**Problem requirements**
Copy all lines in which the word "منكر" can be found.

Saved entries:
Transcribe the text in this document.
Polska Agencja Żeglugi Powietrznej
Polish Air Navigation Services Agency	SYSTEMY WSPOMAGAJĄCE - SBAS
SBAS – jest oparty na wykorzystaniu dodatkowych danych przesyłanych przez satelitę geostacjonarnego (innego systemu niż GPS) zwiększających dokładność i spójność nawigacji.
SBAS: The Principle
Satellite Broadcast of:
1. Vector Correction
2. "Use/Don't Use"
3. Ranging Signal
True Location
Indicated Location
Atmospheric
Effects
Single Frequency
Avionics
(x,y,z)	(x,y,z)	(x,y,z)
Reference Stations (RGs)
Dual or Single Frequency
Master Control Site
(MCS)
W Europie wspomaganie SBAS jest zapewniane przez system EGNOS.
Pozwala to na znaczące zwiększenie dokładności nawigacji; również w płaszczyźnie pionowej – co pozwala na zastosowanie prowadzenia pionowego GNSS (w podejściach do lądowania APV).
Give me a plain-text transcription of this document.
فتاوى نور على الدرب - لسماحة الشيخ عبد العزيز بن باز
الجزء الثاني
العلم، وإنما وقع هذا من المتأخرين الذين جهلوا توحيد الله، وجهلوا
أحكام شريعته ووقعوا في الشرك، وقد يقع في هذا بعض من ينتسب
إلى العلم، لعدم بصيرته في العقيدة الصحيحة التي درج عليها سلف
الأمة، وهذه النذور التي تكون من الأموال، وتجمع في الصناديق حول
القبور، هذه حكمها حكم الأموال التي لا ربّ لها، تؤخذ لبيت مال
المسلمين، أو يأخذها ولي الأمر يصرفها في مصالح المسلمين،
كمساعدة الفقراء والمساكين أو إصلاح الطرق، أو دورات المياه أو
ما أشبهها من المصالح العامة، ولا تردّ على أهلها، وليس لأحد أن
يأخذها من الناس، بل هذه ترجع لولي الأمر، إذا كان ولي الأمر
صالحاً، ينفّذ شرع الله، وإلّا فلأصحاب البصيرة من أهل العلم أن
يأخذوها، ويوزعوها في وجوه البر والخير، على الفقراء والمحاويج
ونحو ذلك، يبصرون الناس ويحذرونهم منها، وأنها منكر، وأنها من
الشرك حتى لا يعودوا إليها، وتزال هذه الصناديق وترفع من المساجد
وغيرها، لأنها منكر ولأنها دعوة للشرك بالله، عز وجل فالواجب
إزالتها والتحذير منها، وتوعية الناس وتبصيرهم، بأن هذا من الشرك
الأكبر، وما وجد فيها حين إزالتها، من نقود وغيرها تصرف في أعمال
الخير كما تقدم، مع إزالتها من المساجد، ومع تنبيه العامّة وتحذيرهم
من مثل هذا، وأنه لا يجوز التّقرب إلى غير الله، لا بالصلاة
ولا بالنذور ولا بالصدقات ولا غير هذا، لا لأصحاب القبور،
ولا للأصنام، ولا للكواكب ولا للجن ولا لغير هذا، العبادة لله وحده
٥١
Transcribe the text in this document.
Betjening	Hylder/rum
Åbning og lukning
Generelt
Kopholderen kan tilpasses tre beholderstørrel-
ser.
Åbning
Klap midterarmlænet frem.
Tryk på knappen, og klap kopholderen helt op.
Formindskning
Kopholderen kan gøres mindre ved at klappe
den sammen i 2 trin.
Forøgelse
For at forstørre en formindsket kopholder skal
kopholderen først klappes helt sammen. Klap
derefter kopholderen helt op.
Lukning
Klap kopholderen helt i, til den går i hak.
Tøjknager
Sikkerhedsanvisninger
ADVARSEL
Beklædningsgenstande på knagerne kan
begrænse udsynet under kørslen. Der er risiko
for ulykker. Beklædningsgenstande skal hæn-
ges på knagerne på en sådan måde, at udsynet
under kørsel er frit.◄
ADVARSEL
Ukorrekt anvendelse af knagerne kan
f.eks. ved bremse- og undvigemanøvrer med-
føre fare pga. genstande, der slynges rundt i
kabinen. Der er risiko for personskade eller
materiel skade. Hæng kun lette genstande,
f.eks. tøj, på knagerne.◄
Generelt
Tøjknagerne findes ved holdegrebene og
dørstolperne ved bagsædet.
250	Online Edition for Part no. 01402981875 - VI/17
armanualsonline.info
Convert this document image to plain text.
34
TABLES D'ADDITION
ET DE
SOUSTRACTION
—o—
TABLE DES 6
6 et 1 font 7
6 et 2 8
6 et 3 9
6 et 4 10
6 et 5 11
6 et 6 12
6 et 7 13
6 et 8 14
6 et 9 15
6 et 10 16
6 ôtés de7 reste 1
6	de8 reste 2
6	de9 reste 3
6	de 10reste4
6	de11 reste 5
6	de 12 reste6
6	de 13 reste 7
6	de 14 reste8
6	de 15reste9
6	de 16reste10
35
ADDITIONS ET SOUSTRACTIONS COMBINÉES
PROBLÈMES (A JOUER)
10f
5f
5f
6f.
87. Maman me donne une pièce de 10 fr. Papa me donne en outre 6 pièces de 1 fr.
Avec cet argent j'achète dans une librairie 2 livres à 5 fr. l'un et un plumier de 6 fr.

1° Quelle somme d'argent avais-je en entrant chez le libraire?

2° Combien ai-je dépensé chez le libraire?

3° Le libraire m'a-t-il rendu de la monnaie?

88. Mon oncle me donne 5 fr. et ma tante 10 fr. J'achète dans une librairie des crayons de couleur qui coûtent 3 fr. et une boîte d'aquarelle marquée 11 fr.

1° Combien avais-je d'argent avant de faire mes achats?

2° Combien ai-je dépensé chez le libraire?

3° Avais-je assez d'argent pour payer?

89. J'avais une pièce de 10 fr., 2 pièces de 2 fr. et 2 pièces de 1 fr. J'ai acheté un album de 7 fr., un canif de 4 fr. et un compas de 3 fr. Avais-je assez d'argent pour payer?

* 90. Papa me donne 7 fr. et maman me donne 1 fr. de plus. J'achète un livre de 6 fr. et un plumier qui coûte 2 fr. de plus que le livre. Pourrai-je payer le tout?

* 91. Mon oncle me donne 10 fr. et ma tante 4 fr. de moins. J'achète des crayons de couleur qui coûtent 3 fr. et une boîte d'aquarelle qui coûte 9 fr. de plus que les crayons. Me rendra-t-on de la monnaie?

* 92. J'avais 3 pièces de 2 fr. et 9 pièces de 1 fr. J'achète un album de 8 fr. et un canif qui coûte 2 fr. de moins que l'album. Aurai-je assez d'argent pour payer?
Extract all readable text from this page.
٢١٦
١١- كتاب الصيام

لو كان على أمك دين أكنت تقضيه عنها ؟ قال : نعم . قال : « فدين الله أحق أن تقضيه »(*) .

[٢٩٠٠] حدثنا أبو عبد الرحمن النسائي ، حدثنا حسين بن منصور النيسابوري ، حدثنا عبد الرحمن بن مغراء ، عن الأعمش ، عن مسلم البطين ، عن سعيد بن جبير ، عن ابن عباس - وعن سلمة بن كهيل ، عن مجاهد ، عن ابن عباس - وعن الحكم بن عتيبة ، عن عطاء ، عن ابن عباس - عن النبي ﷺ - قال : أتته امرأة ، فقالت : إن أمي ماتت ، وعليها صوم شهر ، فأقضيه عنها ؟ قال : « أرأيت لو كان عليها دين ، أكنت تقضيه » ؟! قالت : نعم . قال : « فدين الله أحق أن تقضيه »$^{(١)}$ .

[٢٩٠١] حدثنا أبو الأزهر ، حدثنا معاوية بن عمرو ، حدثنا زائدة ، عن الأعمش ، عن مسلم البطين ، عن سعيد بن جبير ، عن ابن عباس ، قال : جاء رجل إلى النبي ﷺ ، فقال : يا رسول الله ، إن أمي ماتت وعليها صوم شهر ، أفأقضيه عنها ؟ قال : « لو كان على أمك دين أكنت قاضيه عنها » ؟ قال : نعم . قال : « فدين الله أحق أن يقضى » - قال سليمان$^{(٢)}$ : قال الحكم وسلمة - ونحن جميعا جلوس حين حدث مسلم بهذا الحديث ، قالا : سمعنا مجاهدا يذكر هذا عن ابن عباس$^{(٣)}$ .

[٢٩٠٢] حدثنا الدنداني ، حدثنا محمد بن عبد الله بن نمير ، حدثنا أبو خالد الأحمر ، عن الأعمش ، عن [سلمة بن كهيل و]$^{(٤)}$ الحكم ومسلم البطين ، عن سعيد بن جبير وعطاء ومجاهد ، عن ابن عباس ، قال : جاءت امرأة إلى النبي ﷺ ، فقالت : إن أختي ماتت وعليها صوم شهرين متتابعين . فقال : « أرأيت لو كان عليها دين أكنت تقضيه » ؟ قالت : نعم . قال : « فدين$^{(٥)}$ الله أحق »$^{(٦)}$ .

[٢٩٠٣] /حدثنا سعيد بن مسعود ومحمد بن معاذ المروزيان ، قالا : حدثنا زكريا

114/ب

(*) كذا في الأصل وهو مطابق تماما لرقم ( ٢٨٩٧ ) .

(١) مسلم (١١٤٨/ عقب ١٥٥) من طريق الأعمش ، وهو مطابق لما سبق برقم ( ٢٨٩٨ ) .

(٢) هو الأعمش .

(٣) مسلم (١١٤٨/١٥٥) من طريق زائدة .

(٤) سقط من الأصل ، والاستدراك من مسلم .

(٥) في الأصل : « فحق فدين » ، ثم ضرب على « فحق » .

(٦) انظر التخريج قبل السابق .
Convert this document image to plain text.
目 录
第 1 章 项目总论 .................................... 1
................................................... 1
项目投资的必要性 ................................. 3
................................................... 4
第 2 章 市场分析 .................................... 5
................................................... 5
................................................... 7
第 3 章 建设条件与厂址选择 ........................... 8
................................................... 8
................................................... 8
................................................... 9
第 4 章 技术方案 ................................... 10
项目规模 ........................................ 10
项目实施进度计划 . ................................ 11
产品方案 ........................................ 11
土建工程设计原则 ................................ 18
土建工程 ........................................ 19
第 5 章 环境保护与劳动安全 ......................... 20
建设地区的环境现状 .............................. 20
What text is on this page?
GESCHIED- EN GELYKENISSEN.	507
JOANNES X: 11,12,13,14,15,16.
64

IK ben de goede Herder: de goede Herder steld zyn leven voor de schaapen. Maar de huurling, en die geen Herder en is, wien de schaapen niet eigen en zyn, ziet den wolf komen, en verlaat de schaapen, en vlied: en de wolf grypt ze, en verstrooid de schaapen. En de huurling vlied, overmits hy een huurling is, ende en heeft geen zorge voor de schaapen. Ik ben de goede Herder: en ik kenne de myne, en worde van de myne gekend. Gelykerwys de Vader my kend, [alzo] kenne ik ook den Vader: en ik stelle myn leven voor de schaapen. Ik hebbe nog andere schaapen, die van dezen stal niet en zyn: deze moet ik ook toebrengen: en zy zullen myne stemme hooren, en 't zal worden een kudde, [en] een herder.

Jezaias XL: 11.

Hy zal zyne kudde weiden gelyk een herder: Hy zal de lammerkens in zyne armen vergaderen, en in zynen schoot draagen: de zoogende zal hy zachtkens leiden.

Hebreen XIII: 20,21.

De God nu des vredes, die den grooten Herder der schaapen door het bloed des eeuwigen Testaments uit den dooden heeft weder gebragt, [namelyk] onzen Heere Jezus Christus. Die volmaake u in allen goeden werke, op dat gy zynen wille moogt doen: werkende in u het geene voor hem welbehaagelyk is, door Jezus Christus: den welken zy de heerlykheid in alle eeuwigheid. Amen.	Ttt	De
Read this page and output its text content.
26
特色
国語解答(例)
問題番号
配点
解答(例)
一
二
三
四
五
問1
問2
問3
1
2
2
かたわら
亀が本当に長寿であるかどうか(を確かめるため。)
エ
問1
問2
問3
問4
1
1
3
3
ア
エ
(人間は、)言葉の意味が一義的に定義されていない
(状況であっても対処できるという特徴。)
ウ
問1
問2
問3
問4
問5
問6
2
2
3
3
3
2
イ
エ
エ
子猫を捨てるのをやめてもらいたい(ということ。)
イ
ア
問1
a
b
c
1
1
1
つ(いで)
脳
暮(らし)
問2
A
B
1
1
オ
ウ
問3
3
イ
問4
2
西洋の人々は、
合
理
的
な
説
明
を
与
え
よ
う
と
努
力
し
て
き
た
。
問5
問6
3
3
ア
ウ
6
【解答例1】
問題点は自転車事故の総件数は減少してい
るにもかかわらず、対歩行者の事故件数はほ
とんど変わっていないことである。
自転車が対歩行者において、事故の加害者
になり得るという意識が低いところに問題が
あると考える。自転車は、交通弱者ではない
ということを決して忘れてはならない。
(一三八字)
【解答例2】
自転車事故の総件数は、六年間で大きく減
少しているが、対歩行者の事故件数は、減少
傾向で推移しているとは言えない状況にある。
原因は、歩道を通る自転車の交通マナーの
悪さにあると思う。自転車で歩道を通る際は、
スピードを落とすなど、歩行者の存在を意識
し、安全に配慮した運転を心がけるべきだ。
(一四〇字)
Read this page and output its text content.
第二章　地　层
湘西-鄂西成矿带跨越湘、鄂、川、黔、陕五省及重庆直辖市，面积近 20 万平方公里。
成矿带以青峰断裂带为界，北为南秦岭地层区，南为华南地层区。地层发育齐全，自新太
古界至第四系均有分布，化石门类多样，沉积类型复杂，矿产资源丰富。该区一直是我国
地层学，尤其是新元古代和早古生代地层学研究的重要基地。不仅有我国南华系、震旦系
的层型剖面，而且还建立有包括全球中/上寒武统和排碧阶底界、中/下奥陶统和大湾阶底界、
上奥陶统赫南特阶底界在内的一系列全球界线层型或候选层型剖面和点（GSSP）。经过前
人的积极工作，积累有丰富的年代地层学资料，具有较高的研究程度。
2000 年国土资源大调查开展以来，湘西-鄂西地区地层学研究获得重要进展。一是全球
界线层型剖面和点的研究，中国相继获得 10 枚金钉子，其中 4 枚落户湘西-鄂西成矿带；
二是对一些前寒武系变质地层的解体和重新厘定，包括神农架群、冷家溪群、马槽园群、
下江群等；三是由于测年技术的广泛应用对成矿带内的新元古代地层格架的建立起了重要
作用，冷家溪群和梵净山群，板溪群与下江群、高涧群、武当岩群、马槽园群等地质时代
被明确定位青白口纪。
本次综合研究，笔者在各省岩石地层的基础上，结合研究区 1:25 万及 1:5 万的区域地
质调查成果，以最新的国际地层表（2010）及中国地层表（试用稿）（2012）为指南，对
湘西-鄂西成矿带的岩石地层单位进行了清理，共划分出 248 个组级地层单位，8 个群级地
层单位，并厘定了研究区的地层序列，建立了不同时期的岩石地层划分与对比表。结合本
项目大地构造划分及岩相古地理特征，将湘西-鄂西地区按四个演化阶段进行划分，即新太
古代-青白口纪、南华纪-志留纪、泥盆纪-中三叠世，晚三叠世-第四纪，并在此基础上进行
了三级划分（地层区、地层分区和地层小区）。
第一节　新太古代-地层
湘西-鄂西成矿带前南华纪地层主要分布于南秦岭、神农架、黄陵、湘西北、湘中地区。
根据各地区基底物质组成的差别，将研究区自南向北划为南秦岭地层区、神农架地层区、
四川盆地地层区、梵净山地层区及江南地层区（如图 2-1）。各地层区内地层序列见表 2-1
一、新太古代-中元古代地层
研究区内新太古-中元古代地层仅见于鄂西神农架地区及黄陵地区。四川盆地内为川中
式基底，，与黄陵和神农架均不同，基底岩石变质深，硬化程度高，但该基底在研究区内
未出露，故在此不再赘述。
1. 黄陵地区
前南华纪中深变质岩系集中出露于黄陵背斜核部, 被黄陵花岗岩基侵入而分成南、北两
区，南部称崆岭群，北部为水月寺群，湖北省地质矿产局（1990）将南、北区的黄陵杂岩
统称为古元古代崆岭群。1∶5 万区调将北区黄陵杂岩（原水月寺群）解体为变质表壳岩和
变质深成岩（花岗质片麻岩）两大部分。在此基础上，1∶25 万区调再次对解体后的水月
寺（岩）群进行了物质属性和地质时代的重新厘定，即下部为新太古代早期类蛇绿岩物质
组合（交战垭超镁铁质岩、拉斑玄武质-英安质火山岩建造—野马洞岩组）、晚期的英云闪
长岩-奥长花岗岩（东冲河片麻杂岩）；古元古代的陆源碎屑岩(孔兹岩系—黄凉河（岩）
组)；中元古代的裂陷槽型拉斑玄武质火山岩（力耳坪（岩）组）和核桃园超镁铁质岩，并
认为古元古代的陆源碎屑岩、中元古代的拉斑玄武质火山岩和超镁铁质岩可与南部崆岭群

**Exercise answer**
ونحو ذلك، يبصرون الناس ويحذرونهم منها، وأنها منكر، وأنها من
وغيرها، لأنها منكر ولأنها دعوة للشرك بالله، عز وجل فالواجب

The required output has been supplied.